- EXERCISE PROMPT
For the listing underneath, give the count of lines containing the string "ylabel" and nothing further.

- INPUT MATERIAL
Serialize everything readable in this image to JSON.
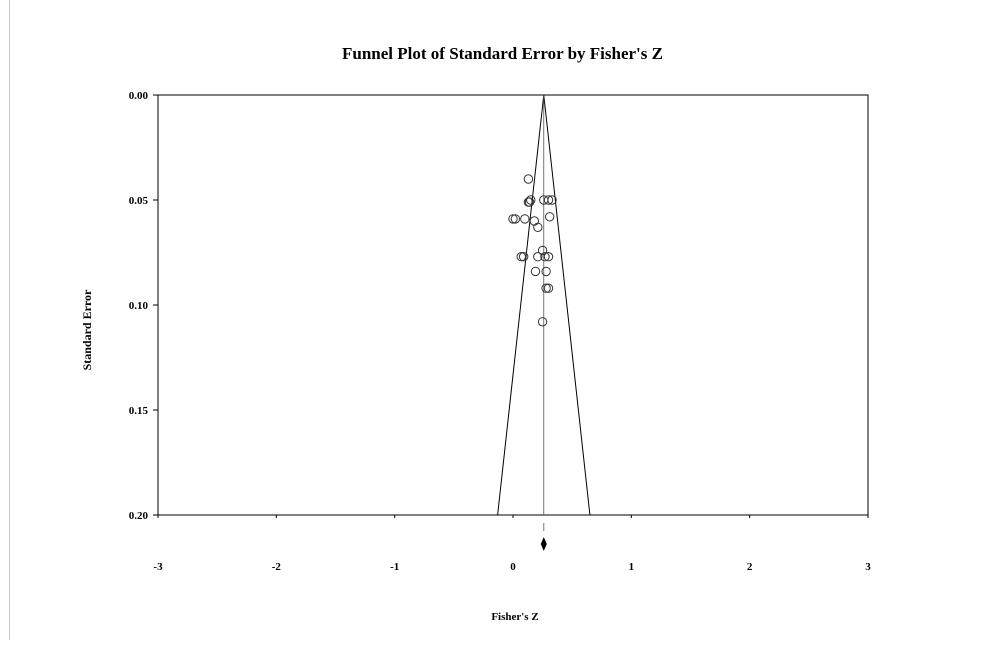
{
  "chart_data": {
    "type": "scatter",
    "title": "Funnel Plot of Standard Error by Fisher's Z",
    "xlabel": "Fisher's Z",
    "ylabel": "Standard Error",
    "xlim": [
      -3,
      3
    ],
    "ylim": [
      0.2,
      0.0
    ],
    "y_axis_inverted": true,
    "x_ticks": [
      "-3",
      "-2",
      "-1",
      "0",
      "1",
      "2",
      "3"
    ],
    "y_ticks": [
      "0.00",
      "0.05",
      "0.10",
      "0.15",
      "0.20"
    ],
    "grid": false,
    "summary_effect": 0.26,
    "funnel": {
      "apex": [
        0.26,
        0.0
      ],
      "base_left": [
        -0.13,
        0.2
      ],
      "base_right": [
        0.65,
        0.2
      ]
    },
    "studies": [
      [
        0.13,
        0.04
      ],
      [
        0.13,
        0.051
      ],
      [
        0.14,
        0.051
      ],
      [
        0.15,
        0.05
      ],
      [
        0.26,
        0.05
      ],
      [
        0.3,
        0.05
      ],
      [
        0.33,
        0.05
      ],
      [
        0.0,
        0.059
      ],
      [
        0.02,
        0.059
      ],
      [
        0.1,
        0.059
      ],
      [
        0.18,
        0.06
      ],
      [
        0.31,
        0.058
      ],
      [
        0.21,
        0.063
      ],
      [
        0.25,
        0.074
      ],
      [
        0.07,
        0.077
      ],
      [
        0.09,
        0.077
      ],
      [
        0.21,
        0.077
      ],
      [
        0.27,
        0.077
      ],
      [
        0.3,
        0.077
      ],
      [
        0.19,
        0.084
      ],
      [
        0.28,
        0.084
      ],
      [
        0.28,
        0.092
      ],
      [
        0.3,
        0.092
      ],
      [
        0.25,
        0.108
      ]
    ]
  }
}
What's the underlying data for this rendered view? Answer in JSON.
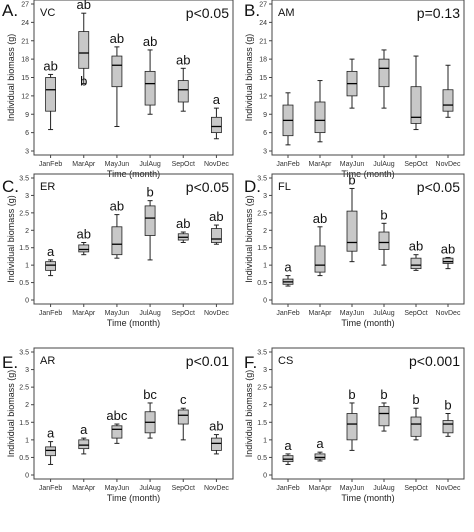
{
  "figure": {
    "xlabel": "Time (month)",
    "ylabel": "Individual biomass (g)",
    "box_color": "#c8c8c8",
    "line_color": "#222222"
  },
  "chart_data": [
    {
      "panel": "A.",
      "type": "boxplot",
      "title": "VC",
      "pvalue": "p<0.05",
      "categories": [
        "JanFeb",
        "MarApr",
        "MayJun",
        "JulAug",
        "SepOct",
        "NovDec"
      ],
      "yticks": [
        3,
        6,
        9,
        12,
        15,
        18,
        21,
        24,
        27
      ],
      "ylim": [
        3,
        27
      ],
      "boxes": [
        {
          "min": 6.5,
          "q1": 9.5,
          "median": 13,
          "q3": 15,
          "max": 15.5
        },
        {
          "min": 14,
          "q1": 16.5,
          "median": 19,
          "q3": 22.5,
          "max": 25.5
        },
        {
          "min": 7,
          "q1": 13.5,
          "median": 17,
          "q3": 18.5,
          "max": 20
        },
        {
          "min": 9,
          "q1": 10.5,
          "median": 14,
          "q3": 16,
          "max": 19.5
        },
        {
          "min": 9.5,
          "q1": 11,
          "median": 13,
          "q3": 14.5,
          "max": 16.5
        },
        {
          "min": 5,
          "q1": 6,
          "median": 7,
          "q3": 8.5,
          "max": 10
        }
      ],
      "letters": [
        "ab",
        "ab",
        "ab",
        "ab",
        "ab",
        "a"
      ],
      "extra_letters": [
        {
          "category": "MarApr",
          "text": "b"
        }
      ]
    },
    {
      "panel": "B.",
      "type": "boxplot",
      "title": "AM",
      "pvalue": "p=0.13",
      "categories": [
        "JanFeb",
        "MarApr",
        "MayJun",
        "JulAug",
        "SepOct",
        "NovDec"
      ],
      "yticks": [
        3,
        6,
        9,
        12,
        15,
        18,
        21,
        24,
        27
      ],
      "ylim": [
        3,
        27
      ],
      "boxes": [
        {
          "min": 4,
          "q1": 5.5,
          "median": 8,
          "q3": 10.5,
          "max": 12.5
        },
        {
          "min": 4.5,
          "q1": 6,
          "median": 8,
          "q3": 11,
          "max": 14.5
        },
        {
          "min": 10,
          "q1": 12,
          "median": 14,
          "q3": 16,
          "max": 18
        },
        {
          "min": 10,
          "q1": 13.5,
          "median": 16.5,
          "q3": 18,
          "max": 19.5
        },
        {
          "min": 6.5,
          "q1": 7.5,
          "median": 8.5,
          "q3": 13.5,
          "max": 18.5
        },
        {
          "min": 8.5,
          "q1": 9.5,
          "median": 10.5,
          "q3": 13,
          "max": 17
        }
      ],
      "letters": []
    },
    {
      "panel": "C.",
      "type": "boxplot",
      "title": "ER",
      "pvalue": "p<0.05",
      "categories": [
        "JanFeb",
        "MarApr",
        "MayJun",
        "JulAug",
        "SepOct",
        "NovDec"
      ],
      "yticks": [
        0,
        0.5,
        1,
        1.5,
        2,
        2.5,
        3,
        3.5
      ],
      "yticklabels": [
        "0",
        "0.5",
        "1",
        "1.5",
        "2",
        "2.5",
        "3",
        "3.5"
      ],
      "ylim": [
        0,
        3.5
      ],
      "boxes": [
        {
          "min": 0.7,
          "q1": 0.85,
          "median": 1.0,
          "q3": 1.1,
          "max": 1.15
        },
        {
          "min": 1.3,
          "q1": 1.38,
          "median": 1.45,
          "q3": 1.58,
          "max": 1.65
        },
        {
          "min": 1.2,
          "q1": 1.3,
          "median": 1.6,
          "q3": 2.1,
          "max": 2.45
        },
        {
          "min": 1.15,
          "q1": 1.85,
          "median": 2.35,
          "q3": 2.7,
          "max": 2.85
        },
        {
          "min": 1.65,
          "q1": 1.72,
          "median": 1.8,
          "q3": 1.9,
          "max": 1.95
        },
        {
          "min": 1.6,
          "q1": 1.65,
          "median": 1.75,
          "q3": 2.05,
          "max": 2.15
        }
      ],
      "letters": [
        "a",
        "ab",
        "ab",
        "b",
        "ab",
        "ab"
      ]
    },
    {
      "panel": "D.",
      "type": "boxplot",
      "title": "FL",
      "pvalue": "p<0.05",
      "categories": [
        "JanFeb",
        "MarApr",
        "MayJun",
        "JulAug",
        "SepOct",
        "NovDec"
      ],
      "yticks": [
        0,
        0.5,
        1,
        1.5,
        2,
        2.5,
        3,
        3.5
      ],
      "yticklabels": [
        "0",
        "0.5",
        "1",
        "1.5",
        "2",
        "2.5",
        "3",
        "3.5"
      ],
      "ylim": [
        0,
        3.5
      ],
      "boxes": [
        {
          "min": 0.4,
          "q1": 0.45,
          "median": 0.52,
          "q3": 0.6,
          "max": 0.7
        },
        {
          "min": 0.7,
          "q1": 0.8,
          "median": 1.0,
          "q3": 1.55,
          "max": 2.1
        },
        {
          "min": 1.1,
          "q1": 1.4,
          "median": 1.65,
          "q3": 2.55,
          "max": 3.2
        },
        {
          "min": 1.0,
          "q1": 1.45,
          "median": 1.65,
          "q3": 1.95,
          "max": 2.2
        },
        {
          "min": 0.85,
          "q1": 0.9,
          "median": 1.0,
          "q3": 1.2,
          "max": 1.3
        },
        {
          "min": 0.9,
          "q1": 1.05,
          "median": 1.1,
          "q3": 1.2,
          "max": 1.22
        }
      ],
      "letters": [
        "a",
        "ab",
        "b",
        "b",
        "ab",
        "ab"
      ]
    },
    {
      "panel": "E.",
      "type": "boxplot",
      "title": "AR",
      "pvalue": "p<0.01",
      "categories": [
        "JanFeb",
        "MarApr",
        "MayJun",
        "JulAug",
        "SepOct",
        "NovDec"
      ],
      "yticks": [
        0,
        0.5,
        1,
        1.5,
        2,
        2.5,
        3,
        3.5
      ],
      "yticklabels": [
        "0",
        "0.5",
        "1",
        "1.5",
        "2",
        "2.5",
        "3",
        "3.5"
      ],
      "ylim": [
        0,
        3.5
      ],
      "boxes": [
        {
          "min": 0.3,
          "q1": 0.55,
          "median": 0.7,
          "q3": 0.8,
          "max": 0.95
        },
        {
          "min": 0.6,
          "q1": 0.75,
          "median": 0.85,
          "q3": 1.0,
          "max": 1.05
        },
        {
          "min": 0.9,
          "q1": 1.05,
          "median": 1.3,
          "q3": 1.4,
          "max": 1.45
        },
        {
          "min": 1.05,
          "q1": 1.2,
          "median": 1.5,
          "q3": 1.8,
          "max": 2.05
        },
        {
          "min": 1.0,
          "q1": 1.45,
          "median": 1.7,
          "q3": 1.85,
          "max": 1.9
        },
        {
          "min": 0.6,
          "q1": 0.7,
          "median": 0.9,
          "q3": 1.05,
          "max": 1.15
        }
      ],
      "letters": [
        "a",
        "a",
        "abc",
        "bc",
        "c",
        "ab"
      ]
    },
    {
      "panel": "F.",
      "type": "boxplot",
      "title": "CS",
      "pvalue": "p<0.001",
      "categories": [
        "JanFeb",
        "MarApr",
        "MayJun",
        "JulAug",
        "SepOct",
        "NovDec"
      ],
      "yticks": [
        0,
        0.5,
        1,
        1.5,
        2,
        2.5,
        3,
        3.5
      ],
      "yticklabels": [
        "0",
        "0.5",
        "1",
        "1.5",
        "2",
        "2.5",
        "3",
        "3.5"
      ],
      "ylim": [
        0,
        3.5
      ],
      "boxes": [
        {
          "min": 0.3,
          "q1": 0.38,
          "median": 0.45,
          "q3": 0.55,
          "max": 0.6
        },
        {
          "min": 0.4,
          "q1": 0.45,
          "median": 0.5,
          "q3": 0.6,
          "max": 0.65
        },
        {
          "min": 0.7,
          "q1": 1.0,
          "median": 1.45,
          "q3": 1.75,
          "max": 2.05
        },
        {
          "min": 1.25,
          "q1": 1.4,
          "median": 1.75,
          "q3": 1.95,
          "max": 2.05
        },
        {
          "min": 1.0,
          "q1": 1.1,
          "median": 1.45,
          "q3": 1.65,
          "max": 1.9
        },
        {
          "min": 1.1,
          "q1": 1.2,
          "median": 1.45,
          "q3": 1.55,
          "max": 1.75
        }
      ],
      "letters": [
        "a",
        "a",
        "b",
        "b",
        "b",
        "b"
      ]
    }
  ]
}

- WORKED SOLUTION
2